- **Your task**
What is needed here is an exact copy of every entry.

-------- The input

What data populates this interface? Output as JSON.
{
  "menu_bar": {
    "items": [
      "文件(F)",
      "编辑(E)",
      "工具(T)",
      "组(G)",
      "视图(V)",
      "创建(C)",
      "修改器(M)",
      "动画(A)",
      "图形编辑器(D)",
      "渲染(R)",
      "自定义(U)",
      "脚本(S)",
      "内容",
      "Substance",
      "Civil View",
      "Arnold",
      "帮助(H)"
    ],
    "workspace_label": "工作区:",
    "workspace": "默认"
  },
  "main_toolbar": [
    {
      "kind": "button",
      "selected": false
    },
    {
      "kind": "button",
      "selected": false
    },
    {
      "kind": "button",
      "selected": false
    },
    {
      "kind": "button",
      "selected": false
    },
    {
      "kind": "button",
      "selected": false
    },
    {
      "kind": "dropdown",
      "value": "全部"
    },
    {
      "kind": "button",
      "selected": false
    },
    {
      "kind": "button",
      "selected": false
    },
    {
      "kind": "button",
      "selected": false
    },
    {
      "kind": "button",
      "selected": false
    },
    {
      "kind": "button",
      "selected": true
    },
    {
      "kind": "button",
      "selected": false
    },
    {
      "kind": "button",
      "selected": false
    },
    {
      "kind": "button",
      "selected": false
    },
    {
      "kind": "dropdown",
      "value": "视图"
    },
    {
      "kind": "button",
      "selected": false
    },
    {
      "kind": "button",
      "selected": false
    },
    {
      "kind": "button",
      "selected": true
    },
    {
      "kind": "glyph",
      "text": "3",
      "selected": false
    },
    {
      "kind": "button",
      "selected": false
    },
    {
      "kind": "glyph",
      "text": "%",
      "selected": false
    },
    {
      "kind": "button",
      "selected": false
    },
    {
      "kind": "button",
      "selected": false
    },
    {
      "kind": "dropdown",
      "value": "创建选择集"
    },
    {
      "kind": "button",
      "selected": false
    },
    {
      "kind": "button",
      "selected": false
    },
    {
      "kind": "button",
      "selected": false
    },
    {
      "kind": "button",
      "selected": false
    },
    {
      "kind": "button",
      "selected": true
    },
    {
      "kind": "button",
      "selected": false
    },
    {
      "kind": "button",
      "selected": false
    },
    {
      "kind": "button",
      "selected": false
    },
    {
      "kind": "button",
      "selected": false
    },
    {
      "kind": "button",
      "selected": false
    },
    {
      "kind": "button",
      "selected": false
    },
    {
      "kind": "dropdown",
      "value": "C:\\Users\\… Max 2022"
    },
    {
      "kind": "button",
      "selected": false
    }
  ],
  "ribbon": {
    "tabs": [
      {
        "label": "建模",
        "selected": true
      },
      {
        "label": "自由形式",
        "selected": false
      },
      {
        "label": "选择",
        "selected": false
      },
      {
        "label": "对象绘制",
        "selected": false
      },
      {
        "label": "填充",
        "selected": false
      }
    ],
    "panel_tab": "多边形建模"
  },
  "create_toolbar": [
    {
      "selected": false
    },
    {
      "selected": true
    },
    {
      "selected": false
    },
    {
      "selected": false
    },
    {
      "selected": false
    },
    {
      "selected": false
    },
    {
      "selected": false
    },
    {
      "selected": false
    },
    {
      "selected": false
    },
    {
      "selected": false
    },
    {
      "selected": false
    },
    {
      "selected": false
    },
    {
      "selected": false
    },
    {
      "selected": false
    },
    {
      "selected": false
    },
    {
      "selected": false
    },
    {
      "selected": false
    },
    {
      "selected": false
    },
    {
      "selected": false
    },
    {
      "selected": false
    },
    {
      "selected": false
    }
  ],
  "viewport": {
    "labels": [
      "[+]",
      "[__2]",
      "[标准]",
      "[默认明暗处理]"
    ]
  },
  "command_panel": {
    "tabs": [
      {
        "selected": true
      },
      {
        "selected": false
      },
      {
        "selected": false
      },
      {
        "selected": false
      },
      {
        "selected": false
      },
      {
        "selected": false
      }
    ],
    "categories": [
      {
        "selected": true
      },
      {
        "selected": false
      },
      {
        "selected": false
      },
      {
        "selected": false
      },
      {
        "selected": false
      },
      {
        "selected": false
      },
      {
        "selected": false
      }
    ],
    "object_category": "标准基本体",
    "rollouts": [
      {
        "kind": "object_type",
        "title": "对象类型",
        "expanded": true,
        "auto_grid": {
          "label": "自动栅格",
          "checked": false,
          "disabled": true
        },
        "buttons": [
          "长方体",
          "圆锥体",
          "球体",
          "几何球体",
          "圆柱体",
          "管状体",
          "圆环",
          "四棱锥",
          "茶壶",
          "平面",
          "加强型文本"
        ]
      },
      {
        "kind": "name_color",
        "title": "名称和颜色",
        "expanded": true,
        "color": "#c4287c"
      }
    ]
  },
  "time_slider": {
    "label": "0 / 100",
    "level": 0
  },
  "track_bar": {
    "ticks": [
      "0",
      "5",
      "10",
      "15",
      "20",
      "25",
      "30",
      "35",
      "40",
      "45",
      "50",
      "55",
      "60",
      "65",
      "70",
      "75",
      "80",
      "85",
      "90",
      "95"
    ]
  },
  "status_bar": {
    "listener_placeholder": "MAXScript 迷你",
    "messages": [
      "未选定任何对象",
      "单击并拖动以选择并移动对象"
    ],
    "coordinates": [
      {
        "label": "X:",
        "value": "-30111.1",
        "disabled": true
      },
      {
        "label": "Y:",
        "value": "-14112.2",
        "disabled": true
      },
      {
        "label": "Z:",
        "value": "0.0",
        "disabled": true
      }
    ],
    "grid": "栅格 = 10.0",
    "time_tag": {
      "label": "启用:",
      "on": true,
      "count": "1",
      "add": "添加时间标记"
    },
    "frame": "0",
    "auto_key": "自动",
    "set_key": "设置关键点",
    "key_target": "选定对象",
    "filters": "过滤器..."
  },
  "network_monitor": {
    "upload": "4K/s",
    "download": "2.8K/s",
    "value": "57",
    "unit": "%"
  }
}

----------------

- **The result**
What data populates this interface? Output as JSON.
{
  "menu_bar": {
    "items": [
      "文件(F)",
      "编辑(E)",
      "工具(T)",
      "组(G)",
      "视图(V)",
      "创建(C)",
      "修改器(M)",
      "动画(A)",
      "图形编辑器(D)",
      "渲染(R)",
      "自定义(U)",
      "脚本(S)",
      "内容",
      "Substance",
      "Civil View",
      "Arnold",
      "帮助(H)"
    ],
    "workspace_label": "工作区:",
    "workspace": "默认"
  },
  "main_toolbar": [
    {
      "kind": "button",
      "selected": false
    },
    {
      "kind": "button",
      "selected": false
    },
    {
      "kind": "button",
      "selected": false
    },
    {
      "kind": "button",
      "selected": false
    },
    {
      "kind": "button",
      "selected": false
    },
    {
      "kind": "dropdown",
      "value": "全部"
    },
    {
      "kind": "button",
      "selected": false
    },
    {
      "kind": "button",
      "selected": false
    },
    {
      "kind": "button",
      "selected": false
    },
    {
      "kind": "button",
      "selected": false
    },
    {
      "kind": "button",
      "selected": true
    },
    {
      "kind": "button",
      "selected": false
    },
    {
      "kind": "button",
      "selected": false
    },
    {
      "kind": "button",
      "selected": false
    },
    {
      "kind": "dropdown",
      "value": "视图"
    },
    {
      "kind": "button",
      "selected": false
    },
    {
      "kind": "button",
      "selected": false
    },
    {
      "kind": "button",
      "selected": true
    },
    {
      "kind": "glyph",
      "text": "3",
      "selected": false
    },
    {
      "kind": "button",
      "selected": false
    },
    {
      "kind": "glyph",
      "text": "%",
      "selected": false
    },
    {
      "kind": "button",
      "selected": false
    },
    {
      "kind": "button",
      "selected": false
    },
    {
      "kind": "dropdown",
      "value": "创建选择集"
    },
    {
      "kind": "button",
      "selected": false
    },
    {
      "kind": "button",
      "selected": false
    },
    {
      "kind": "button",
      "selected": false
    },
    {
      "kind": "button",
      "selected": false
    },
    {
      "kind": "button",
      "selected": true
    },
    {
      "kind": "button",
      "selected": false
    },
    {
      "kind": "button",
      "selected": false
    },
    {
      "kind": "button",
      "selected": false
    },
    {
      "kind": "button",
      "selected": false
    },
    {
      "kind": "button",
      "selected": false
    },
    {
      "kind": "button",
      "selected": false
    },
    {
      "kind": "dropdown",
      "value": "C:\\Users\\… Max 2022"
    },
    {
      "kind": "button",
      "selected": false
    }
  ],
  "ribbon": {
    "tabs": [
      {
        "label": "建模",
        "selected": true
      },
      {
        "label": "自由形式",
        "selected": false
      },
      {
        "label": "选择",
        "selected": false
      },
      {
        "label": "对象绘制",
        "selected": false
      },
      {
        "label": "填充",
        "selected": false
      }
    ],
    "panel_tab": "多边形建模"
  },
  "create_toolbar": [
    {
      "selected": false
    },
    {
      "selected": true
    },
    {
      "selected": false
    },
    {
      "selected": false
    },
    {
      "selected": false
    },
    {
      "selected": false
    },
    {
      "selected": false
    },
    {
      "selected": false
    },
    {
      "selected": false
    },
    {
      "selected": false
    },
    {
      "selected": false
    },
    {
      "selected": false
    },
    {
      "selected": false
    },
    {
      "selected": false
    },
    {
      "selected": false
    },
    {
      "selected": false
    },
    {
      "selected": false
    },
    {
      "selected": false
    },
    {
      "selected": false
    },
    {
      "selected": false
    },
    {
      "selected": false
    }
  ],
  "viewport": {
    "labels": [
      "[+]",
      "[__2]",
      "[标准]",
      "[默认明暗处理]"
    ]
  },
  "command_panel": {
    "tabs": [
      {
        "selected": true
      },
      {
        "selected": false
      },
      {
        "selected": false
      },
      {
        "selected": false
      },
      {
        "selected": false
      },
      {
        "selected": false
      }
    ],
    "categories": [
      {
        "selected": true
      },
      {
        "selected": false
      },
      {
        "selected": false
      },
      {
        "selected": false
      },
      {
        "selected": false
      },
      {
        "selected": false
      },
      {
        "selected": false
      }
    ],
    "object_category": "标准基本体",
    "rollouts": [
      {
        "kind": "object_type",
        "title": "对象类型",
        "expanded": true,
        "auto_grid": {
          "label": "自动栅格",
          "checked": false,
          "disabled": true
        },
        "buttons": [
          "长方体",
          "圆锥体",
          "球体",
          "几何球体",
          "圆柱体",
          "管状体",
          "圆环",
          "四棱锥",
          "茶壶",
          "平面",
          "加强型文本"
        ]
      },
      {
        "kind": "name_color",
        "title": "名称和颜色",
        "expanded": true,
        "color": "#c4287c"
      }
    ]
  },
  "time_slider": {
    "label": "0 / 100",
    "level": 0
  },
  "track_bar": {
    "ticks": [
      "0",
      "5",
      "10",
      "15",
      "20",
      "25",
      "30",
      "35",
      "40",
      "45",
      "50",
      "55",
      "60",
      "65",
      "70",
      "75",
      "80",
      "85",
      "90",
      "95"
    ]
  },
  "status_bar": {
    "listener_placeholder": "MAXScript 迷你",
    "messages": [
      "未选定任何对象",
      "单击并拖动以选择并移动对象"
    ],
    "coordinates": [
      {
        "label": "X:",
        "value": "-30111.1",
        "disabled": true
      },
      {
        "label": "Y:",
        "value": "-14112.2",
        "disabled": true
      },
      {
        "label": "Z:",
        "value": "0.0",
        "disabled": true
      }
    ],
    "grid": "栅格 = 10.0",
    "time_tag": {
      "label": "启用:",
      "on": true,
      "count": "1",
      "add": "添加时间标记"
    },
    "frame": "0",
    "auto_key": "自动",
    "set_key": "设置关键点",
    "key_target": "选定对象",
    "filters": "过滤器..."
  },
  "network_monitor": {
    "upload": "4K/s",
    "download": "2.8K/s",
    "value": "57",
    "unit": "%"
  }
}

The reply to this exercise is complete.